Problem to solve: Set down all of the data exactly as it appears.
--- Begin Exercise material ---
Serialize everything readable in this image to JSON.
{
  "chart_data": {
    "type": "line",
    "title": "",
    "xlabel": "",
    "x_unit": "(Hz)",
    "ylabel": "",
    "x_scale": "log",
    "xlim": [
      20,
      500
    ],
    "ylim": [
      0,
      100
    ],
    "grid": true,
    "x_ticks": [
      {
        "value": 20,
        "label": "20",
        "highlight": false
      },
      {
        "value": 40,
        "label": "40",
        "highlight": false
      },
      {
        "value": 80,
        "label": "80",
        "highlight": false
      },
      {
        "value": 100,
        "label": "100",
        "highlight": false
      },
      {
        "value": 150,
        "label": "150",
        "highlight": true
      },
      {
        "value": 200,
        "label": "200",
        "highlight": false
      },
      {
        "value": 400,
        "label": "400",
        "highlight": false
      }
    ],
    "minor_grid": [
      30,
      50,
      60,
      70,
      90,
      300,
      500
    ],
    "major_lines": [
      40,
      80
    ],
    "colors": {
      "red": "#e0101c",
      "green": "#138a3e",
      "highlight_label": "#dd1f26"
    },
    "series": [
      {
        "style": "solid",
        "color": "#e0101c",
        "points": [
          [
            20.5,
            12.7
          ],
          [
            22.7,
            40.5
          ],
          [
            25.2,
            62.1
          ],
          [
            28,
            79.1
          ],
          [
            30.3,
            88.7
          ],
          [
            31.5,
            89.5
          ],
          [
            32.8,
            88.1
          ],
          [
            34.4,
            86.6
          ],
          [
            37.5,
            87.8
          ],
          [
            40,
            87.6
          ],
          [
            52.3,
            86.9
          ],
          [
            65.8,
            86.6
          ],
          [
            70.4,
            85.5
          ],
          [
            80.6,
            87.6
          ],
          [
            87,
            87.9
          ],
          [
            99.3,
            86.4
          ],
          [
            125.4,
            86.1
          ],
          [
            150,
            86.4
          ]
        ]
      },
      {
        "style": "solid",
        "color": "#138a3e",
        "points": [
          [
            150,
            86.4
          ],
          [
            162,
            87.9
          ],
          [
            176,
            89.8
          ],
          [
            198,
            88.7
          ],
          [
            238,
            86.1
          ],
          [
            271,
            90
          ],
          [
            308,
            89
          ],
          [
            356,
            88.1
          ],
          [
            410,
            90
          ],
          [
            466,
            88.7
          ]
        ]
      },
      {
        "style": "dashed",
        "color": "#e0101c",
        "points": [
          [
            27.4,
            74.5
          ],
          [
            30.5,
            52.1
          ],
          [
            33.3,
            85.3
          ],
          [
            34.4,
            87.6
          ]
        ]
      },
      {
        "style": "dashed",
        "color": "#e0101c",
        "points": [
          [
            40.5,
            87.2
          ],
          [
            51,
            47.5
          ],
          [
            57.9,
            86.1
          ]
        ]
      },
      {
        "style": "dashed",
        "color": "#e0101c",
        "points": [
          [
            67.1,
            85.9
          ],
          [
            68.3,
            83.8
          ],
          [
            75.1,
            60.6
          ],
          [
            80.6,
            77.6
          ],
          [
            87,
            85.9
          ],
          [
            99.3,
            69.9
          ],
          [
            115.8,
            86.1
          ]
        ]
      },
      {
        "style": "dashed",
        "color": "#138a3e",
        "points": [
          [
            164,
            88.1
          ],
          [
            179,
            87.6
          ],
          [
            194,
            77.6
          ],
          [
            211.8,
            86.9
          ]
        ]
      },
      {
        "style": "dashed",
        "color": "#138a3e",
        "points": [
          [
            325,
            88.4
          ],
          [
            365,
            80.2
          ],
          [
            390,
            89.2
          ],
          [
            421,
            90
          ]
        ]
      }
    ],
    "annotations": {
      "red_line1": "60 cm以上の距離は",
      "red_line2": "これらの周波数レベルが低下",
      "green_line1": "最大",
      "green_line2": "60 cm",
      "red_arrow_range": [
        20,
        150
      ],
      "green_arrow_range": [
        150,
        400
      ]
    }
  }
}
--- End Exercise material ---
Correct response:
Serialize everything readable in this image to JSON.
{
  "chart_data": {
    "type": "line",
    "title": "",
    "xlabel": "",
    "x_unit": "(Hz)",
    "ylabel": "",
    "x_scale": "log",
    "xlim": [
      20,
      500
    ],
    "ylim": [
      0,
      100
    ],
    "grid": true,
    "x_ticks": [
      {
        "value": 20,
        "label": "20",
        "highlight": false
      },
      {
        "value": 40,
        "label": "40",
        "highlight": false
      },
      {
        "value": 80,
        "label": "80",
        "highlight": false
      },
      {
        "value": 100,
        "label": "100",
        "highlight": false
      },
      {
        "value": 150,
        "label": "150",
        "highlight": true
      },
      {
        "value": 200,
        "label": "200",
        "highlight": false
      },
      {
        "value": 400,
        "label": "400",
        "highlight": false
      }
    ],
    "minor_grid": [
      30,
      50,
      60,
      70,
      90,
      300,
      500
    ],
    "major_lines": [
      40,
      80
    ],
    "colors": {
      "red": "#e0101c",
      "green": "#138a3e",
      "highlight_label": "#dd1f26"
    },
    "series": [
      {
        "style": "solid",
        "color": "#e0101c",
        "points": [
          [
            20.5,
            12.7
          ],
          [
            22.7,
            40.5
          ],
          [
            25.2,
            62.1
          ],
          [
            28,
            79.1
          ],
          [
            30.3,
            88.7
          ],
          [
            31.5,
            89.5
          ],
          [
            32.8,
            88.1
          ],
          [
            34.4,
            86.6
          ],
          [
            37.5,
            87.8
          ],
          [
            40,
            87.6
          ],
          [
            52.3,
            86.9
          ],
          [
            65.8,
            86.6
          ],
          [
            70.4,
            85.5
          ],
          [
            80.6,
            87.6
          ],
          [
            87,
            87.9
          ],
          [
            99.3,
            86.4
          ],
          [
            125.4,
            86.1
          ],
          [
            150,
            86.4
          ]
        ]
      },
      {
        "style": "solid",
        "color": "#138a3e",
        "points": [
          [
            150,
            86.4
          ],
          [
            162,
            87.9
          ],
          [
            176,
            89.8
          ],
          [
            198,
            88.7
          ],
          [
            238,
            86.1
          ],
          [
            271,
            90
          ],
          [
            308,
            89
          ],
          [
            356,
            88.1
          ],
          [
            410,
            90
          ],
          [
            466,
            88.7
          ]
        ]
      },
      {
        "style": "dashed",
        "color": "#e0101c",
        "points": [
          [
            27.4,
            74.5
          ],
          [
            30.5,
            52.1
          ],
          [
            33.3,
            85.3
          ],
          [
            34.4,
            87.6
          ]
        ]
      },
      {
        "style": "dashed",
        "color": "#e0101c",
        "points": [
          [
            40.5,
            87.2
          ],
          [
            51,
            47.5
          ],
          [
            57.9,
            86.1
          ]
        ]
      },
      {
        "style": "dashed",
        "color": "#e0101c",
        "points": [
          [
            67.1,
            85.9
          ],
          [
            68.3,
            83.8
          ],
          [
            75.1,
            60.6
          ],
          [
            80.6,
            77.6
          ],
          [
            87,
            85.9
          ],
          [
            99.3,
            69.9
          ],
          [
            115.8,
            86.1
          ]
        ]
      },
      {
        "style": "dashed",
        "color": "#138a3e",
        "points": [
          [
            164,
            88.1
          ],
          [
            179,
            87.6
          ],
          [
            194,
            77.6
          ],
          [
            211.8,
            86.9
          ]
        ]
      },
      {
        "style": "dashed",
        "color": "#138a3e",
        "points": [
          [
            325,
            88.4
          ],
          [
            365,
            80.2
          ],
          [
            390,
            89.2
          ],
          [
            421,
            90
          ]
        ]
      }
    ],
    "annotations": {
      "red_line1": "60 cm以上の距離は",
      "red_line2": "これらの周波数レベルが低下",
      "green_line1": "最大",
      "green_line2": "60 cm",
      "red_arrow_range": [
        20,
        150
      ],
      "green_arrow_range": [
        150,
        400
      ]
    }
  }
}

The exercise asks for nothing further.